Dataset rows:
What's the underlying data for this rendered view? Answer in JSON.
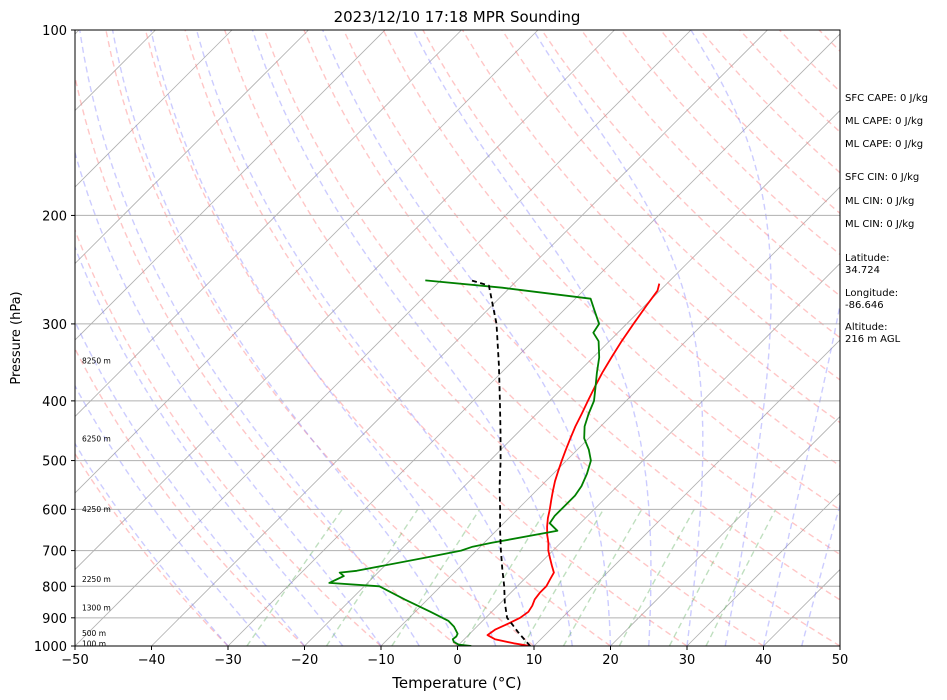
{
  "chart_data": {
    "type": "line",
    "title": "2023/12/10 17:18 MPR Sounding",
    "xlabel": "Temperature (°C)",
    "ylabel": "Pressure (hPa)",
    "xlim": [
      -50,
      50
    ],
    "ylim": [
      1000,
      100
    ],
    "yscale": "log",
    "x_ticks": [
      -50,
      -40,
      -30,
      -20,
      -10,
      0,
      10,
      20,
      30,
      40,
      50
    ],
    "x_tick_labels": [
      "−50",
      "−40",
      "−30",
      "−20",
      "−10",
      "0",
      "10",
      "20",
      "30",
      "40",
      "50"
    ],
    "y_ticks": [
      1000,
      900,
      800,
      700,
      600,
      500,
      400,
      300,
      200,
      100
    ],
    "y_tick_labels": [
      "1000",
      "900",
      "800",
      "700",
      "600",
      "500",
      "400",
      "300",
      "200",
      "100"
    ],
    "y_gridlines": [
      1000,
      900,
      800,
      700,
      600,
      500,
      400,
      300,
      200
    ],
    "height_labels": [
      {
        "p": 995,
        "text": "100 m"
      },
      {
        "p": 957,
        "text": "500 m"
      },
      {
        "p": 870,
        "text": "1300 m"
      },
      {
        "p": 781,
        "text": "2250 m"
      },
      {
        "p": 602,
        "text": "4250 m"
      },
      {
        "p": 462,
        "text": "6250 m"
      },
      {
        "p": 345,
        "text": "8250 m"
      }
    ],
    "series": [
      {
        "role": "temperature",
        "color": "#ff0000",
        "points": [
          [
            9.5,
            1000
          ],
          [
            7,
            990
          ],
          [
            4,
            975
          ],
          [
            2.5,
            960
          ],
          [
            2.8,
            940
          ],
          [
            3.5,
            925
          ],
          [
            4.5,
            900
          ],
          [
            4.8,
            880
          ],
          [
            4.5,
            860
          ],
          [
            4,
            840
          ],
          [
            3.8,
            820
          ],
          [
            3.8,
            800
          ],
          [
            3.4,
            780
          ],
          [
            3,
            760
          ],
          [
            1.8,
            740
          ],
          [
            0.6,
            720
          ],
          [
            -0.6,
            700
          ],
          [
            -1.6,
            680
          ],
          [
            -2.8,
            660
          ],
          [
            -3.9,
            640
          ],
          [
            -4.9,
            620
          ],
          [
            -5.8,
            600
          ],
          [
            -6.8,
            580
          ],
          [
            -7.8,
            560
          ],
          [
            -8.8,
            540
          ],
          [
            -9.7,
            520
          ],
          [
            -10.6,
            500
          ],
          [
            -11.5,
            480
          ],
          [
            -12.4,
            460
          ],
          [
            -13.3,
            440
          ],
          [
            -14.1,
            420
          ],
          [
            -15,
            400
          ],
          [
            -15.9,
            380
          ],
          [
            -16.8,
            360
          ],
          [
            -17.6,
            340
          ],
          [
            -18.4,
            320
          ],
          [
            -19.1,
            300
          ],
          [
            -19.8,
            280
          ],
          [
            -20.3,
            265
          ],
          [
            -21,
            258
          ]
        ]
      },
      {
        "role": "dewpoint",
        "color": "#008000",
        "points": [
          [
            1.8,
            1000
          ],
          [
            0,
            995
          ],
          [
            -1,
            985
          ],
          [
            -1.5,
            975
          ],
          [
            -1.4,
            965
          ],
          [
            -1.6,
            955
          ],
          [
            -3,
            930
          ],
          [
            -4.5,
            910
          ],
          [
            -8,
            880
          ],
          [
            -13,
            840
          ],
          [
            -18,
            800
          ],
          [
            -25,
            790
          ],
          [
            -24.5,
            780
          ],
          [
            -24,
            770
          ],
          [
            -25,
            760
          ],
          [
            -23,
            755
          ],
          [
            -16,
            720
          ],
          [
            -12,
            700
          ],
          [
            -11,
            690
          ],
          [
            -9,
            680
          ],
          [
            -2,
            650
          ],
          [
            -4,
            632
          ],
          [
            -4.3,
            615
          ],
          [
            -4.3,
            595
          ],
          [
            -4.3,
            570
          ],
          [
            -4.7,
            550
          ],
          [
            -5.6,
            525
          ],
          [
            -6.8,
            500
          ],
          [
            -8.5,
            480
          ],
          [
            -10.6,
            460
          ],
          [
            -12.1,
            440
          ],
          [
            -13.2,
            420
          ],
          [
            -14.2,
            400
          ],
          [
            -15.8,
            380
          ],
          [
            -17.5,
            360
          ],
          [
            -19.2,
            340
          ],
          [
            -21.4,
            320
          ],
          [
            -23.2,
            310
          ],
          [
            -23.6,
            300
          ],
          [
            -26,
            285
          ],
          [
            -28,
            273
          ],
          [
            -41,
            262
          ],
          [
            -52,
            255
          ]
        ]
      },
      {
        "role": "parcel",
        "color": "#000000",
        "dashed": true,
        "points": [
          [
            9.5,
            1000
          ],
          [
            7.5,
            970
          ],
          [
            6,
            948
          ],
          [
            4.5,
            925
          ],
          [
            2.8,
            900
          ],
          [
            0.5,
            850
          ],
          [
            -1.7,
            800
          ],
          [
            -4.2,
            750
          ],
          [
            -6.8,
            700
          ],
          [
            -9.5,
            650
          ],
          [
            -12.3,
            600
          ],
          [
            -15.4,
            550
          ],
          [
            -18.6,
            500
          ],
          [
            -22.3,
            450
          ],
          [
            -26.5,
            400
          ],
          [
            -31.3,
            350
          ],
          [
            -37,
            300
          ],
          [
            -43,
            260
          ],
          [
            -46,
            255
          ]
        ]
      }
    ]
  },
  "side_panel": [
    "SFC CAPE: 0 J/kg",
    "ML CAPE: 0 J/kg",
    "ML CAPE: 0 J/kg",
    "SFC CIN: 0 J/kg",
    "ML CIN: 0 J/kg",
    "ML CIN: 0 J/kg",
    "Latitude:\n34.724",
    "Longitude:\n-86.646",
    "Altitude:\n216 m AGL"
  ],
  "colors": {
    "isotherm": "#b0b0b0",
    "dry_adiabat": "#ff8080",
    "moist_adiabat": "#8080ff",
    "mixing_ratio": "#60b060",
    "grid": "#b0b0b0"
  }
}
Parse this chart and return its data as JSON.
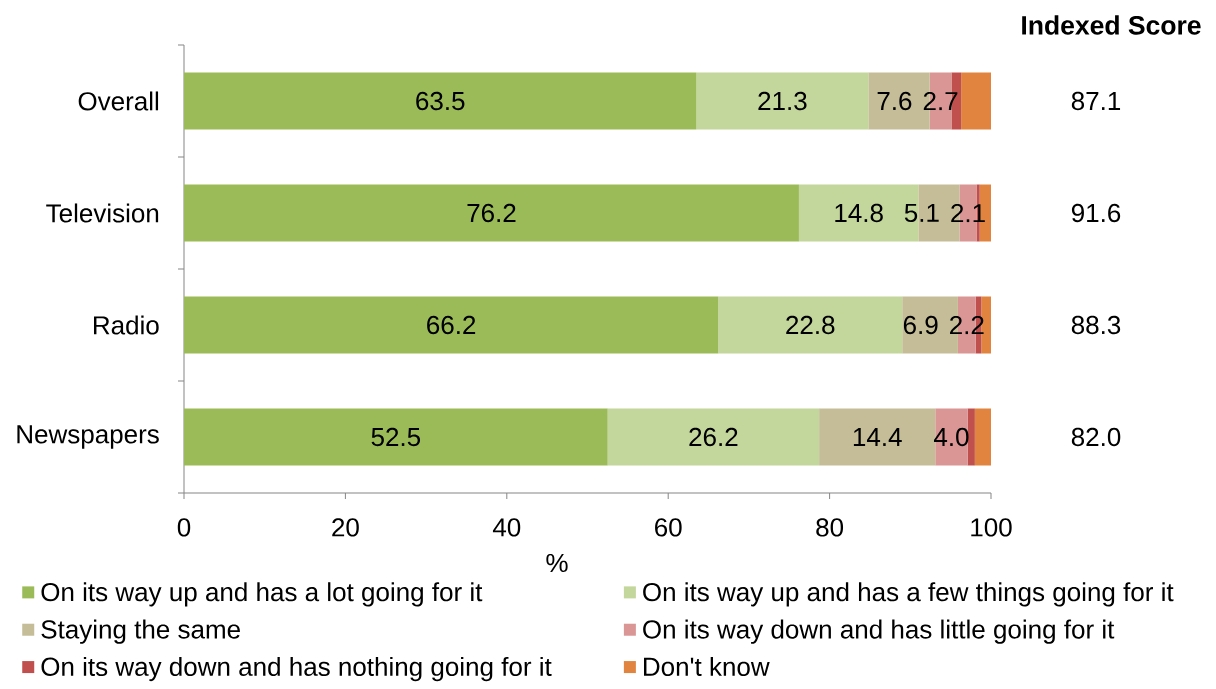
{
  "chart_data": {
    "type": "bar",
    "orientation": "horizontal",
    "stacked": true,
    "categories": [
      "Overall",
      "Television",
      "Radio",
      "Newspapers"
    ],
    "xlabel": "%",
    "xlim": [
      0,
      100
    ],
    "xticks": [
      0,
      20,
      40,
      60,
      80,
      100
    ],
    "series": [
      {
        "name": "On its way up and has a lot going for it",
        "color": "#9bbb59",
        "values": [
          63.5,
          76.2,
          66.2,
          52.5
        ],
        "value_labels": [
          "63.5",
          "76.2",
          "66.2",
          "52.5"
        ]
      },
      {
        "name": "On its way up and has a few things going for it",
        "color": "#c3d69b",
        "values": [
          21.3,
          14.8,
          22.8,
          26.2
        ],
        "value_labels": [
          "21.3",
          "14.8",
          "22.8",
          "26.2"
        ]
      },
      {
        "name": "Staying the same",
        "color": "#c4bd97",
        "values": [
          7.6,
          5.1,
          6.9,
          14.4
        ],
        "value_labels": [
          "7.6",
          "5.1",
          "6.9",
          "14.4"
        ]
      },
      {
        "name": "On its way down and has little going for it",
        "color": "#d99694",
        "values": [
          2.7,
          2.1,
          2.2,
          4.0
        ],
        "value_labels": [
          "2.7",
          "2.1",
          "2.2",
          "4.0"
        ]
      },
      {
        "name": "On its way down and has nothing going for it",
        "color": "#c0504d",
        "values": [
          1.2,
          0.4,
          0.7,
          0.9
        ]
      },
      {
        "name": "Don't know",
        "color": "#e0843f",
        "values": [
          3.7,
          1.4,
          1.2,
          2.0
        ]
      }
    ],
    "annotations": [
      "Indexed Score",
      "87.1",
      "91.6",
      "88.3",
      "82.0"
    ],
    "legend": "bottom"
  }
}
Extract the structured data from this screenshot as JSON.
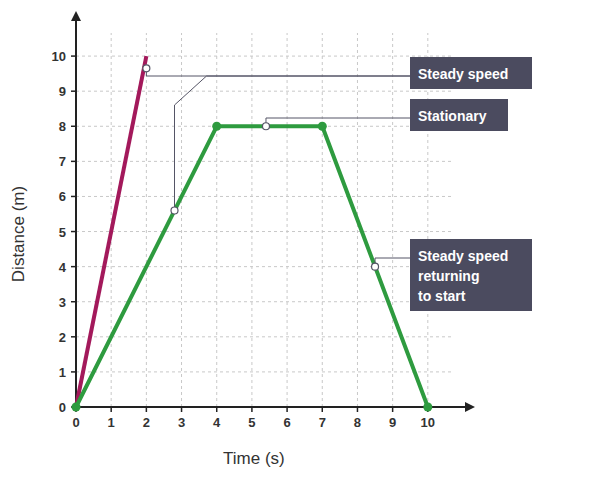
{
  "chart_data": {
    "type": "line",
    "x_label": "Time (s)",
    "y_label": "Distance (m)",
    "xlim": [
      0,
      11
    ],
    "ylim": [
      0,
      11
    ],
    "xticks": [
      0,
      1,
      2,
      3,
      4,
      5,
      6,
      7,
      8,
      9,
      10
    ],
    "yticks": [
      0,
      1,
      2,
      3,
      4,
      5,
      6,
      7,
      8,
      9,
      10
    ],
    "grid": true,
    "series": [
      {
        "color": "#a3195b",
        "x": [
          0,
          2
        ],
        "values": [
          0,
          10
        ]
      },
      {
        "color": "#2e9b3f",
        "marker": "circle",
        "x": [
          0,
          4,
          7,
          10
        ],
        "values": [
          0,
          8,
          8,
          0
        ]
      }
    ],
    "annotations": [
      {
        "text": [
          "Steady speed"
        ],
        "points": [
          {
            "x": 2,
            "y": 9.65
          },
          {
            "x": 2.8,
            "y": 5.6
          }
        ]
      },
      {
        "text": [
          "Stationary"
        ],
        "points": [
          {
            "x": 5.4,
            "y": 8
          }
        ]
      },
      {
        "text": [
          "Steady speed",
          "returning",
          "to start"
        ],
        "points": [
          {
            "x": 8.5,
            "y": 4
          }
        ]
      }
    ]
  }
}
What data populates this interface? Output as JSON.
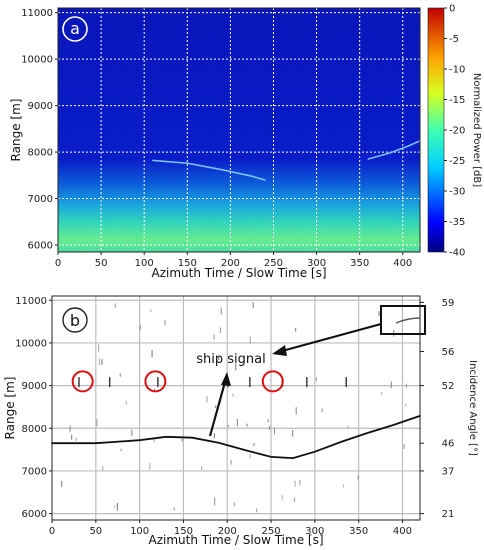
{
  "chart_data": [
    {
      "panel": "a",
      "type": "heatmap",
      "xlabel": "Azimuth Time / Slow Time [s]",
      "ylabel": "Range [m]",
      "xlim": [
        0,
        420
      ],
      "ylim": [
        5850,
        11100
      ],
      "xticks": [
        0,
        50,
        100,
        150,
        200,
        250,
        300,
        350,
        400
      ],
      "yticks": [
        6000,
        7000,
        8000,
        9000,
        10000,
        11000
      ],
      "grid": true,
      "colorbar": {
        "label": "Normalized Power [dB]",
        "range": [
          -40,
          0
        ],
        "ticks": [
          0,
          -5,
          -10,
          -15,
          -20,
          -25,
          -30,
          -35,
          -40
        ]
      },
      "series": [
        {
          "x": [
            110,
            150,
            190,
            225,
            240
          ],
          "y": [
            7820,
            7760,
            7620,
            7480,
            7400
          ]
        },
        {
          "x": [
            360,
            385,
            405,
            420
          ],
          "y": [
            7850,
            7980,
            8120,
            8240
          ]
        }
      ]
    },
    {
      "panel": "b",
      "type": "scatter",
      "xlabel": "Azimuth Time / Slow Time [s]",
      "ylabel": "Range [m]",
      "y2label": "Incidence Angle [°]",
      "xlim": [
        0,
        420
      ],
      "ylim": [
        5850,
        11100
      ],
      "xticks": [
        0,
        50,
        100,
        150,
        200,
        250,
        300,
        350,
        400
      ],
      "yticks": [
        6000,
        7000,
        8000,
        9000,
        10000,
        11000
      ],
      "y2ticks": [
        21,
        37,
        46,
        52,
        56,
        59
      ],
      "grid": true,
      "series": [
        {
          "x": [
            0,
            50,
            100,
            130,
            160,
            190,
            220,
            250,
            275,
            300,
            330,
            360,
            390,
            420
          ],
          "y": [
            7650,
            7650,
            7720,
            7800,
            7780,
            7660,
            7490,
            7330,
            7300,
            7450,
            7680,
            7890,
            8080,
            8290
          ]
        }
      ],
      "annotations": [
        "ship signal"
      ],
      "circled_x": [
        35,
        118,
        252
      ]
    }
  ],
  "badges": {
    "a": "a",
    "b": "b"
  }
}
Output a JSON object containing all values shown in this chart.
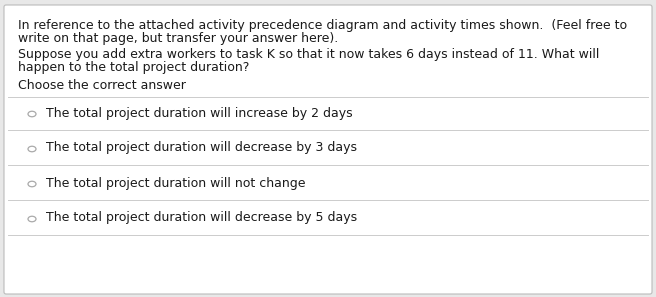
{
  "bg_color": "#e8e8e8",
  "box_bg_color": "#ffffff",
  "box_edge_color": "#bbbbbb",
  "text_color": "#1a1a1a",
  "divider_color": "#cccccc",
  "radio_edge_color": "#aaaaaa",
  "paragraph1_line1": "In reference to the attached activity precedence diagram and activity times shown.  (Feel free to",
  "paragraph1_line2": "write on that page, but transfer your answer here).",
  "paragraph2_line1": "Suppose you add extra workers to task K so that it now takes 6 days instead of 11. What will",
  "paragraph2_line2": "happen to the total project duration?",
  "paragraph3": "Choose the correct answer",
  "options": [
    "The total project duration will increase by 2 days",
    "The total project duration will decrease by 3 days",
    "The total project duration will not change",
    "The total project duration will decrease by 5 days"
  ],
  "font_size_body": 9.0,
  "font_size_options": 9.0
}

Short exercise: Starting with the line that holds "Output a JSON", retype each line through the last one in the listing above, exactly as written. Do not copy any pictures.

Solution below:
Output a JSON object containing all values shown in this chart.
{
  "bg_color": "#e8e8e8",
  "box_bg_color": "#ffffff",
  "box_edge_color": "#bbbbbb",
  "text_color": "#1a1a1a",
  "divider_color": "#cccccc",
  "radio_edge_color": "#aaaaaa",
  "paragraph1_line1": "In reference to the attached activity precedence diagram and activity times shown.  (Feel free to",
  "paragraph1_line2": "write on that page, but transfer your answer here).",
  "paragraph2_line1": "Suppose you add extra workers to task K so that it now takes 6 days instead of 11. What will",
  "paragraph2_line2": "happen to the total project duration?",
  "paragraph3": "Choose the correct answer",
  "options": [
    "The total project duration will increase by 2 days",
    "The total project duration will decrease by 3 days",
    "The total project duration will not change",
    "The total project duration will decrease by 5 days"
  ],
  "font_size_body": 9.0,
  "font_size_options": 9.0
}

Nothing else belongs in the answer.